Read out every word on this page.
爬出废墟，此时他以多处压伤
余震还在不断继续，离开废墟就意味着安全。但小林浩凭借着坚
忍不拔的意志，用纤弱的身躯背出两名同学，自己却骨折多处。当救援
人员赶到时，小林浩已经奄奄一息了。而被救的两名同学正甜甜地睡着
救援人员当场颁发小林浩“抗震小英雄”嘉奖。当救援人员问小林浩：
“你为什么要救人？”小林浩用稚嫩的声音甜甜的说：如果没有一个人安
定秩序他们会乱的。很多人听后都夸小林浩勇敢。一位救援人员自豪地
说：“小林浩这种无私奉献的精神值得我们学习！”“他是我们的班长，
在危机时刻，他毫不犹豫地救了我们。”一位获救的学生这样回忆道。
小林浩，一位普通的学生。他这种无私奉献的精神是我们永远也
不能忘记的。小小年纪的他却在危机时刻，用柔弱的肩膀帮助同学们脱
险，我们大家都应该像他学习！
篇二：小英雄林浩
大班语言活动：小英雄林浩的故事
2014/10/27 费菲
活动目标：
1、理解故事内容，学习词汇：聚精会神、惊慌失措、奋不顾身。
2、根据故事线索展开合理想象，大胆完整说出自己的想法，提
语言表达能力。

===

» **Requirement**
Repeat the records above in full, character for character.

» **Result**
Read out every word on this page.
爬出废墟，此时他以多处压伤
余震还在不断继续，离开废墟就意味着安全。但小林浩凭借着坚
忍不拔的意志，用纤弱的身躯背出两名同学，自己却骨折多处。当救援
人员赶到时，小林浩已经奄奄一息了。而被救的两名同学正甜甜地睡着
救援人员当场颁发小林浩“抗震小英雄”嘉奖。当救援人员问小林浩：
“你为什么要救人？”小林浩用稚嫩的声音甜甜的说：如果没有一个人安
定秩序他们会乱的。很多人听后都夸小林浩勇敢。一位救援人员自豪地
说：“小林浩这种无私奉献的精神值得我们学习！”“他是我们的班长，
在危机时刻，他毫不犹豫地救了我们。”一位获救的学生这样回忆道。
小林浩，一位普通的学生。他这种无私奉献的精神是我们永远也
不能忘记的。小小年纪的他却在危机时刻，用柔弱的肩膀帮助同学们脱
险，我们大家都应该像他学习！
篇二：小英雄林浩
大班语言活动：小英雄林浩的故事
2014/10/27 费菲
活动目标：
1、理解故事内容，学习词汇：聚精会神、惊慌失措、奋不顾身。
2、根据故事线索展开合理想象，大胆完整说出自己的想法，提
语言表达能力。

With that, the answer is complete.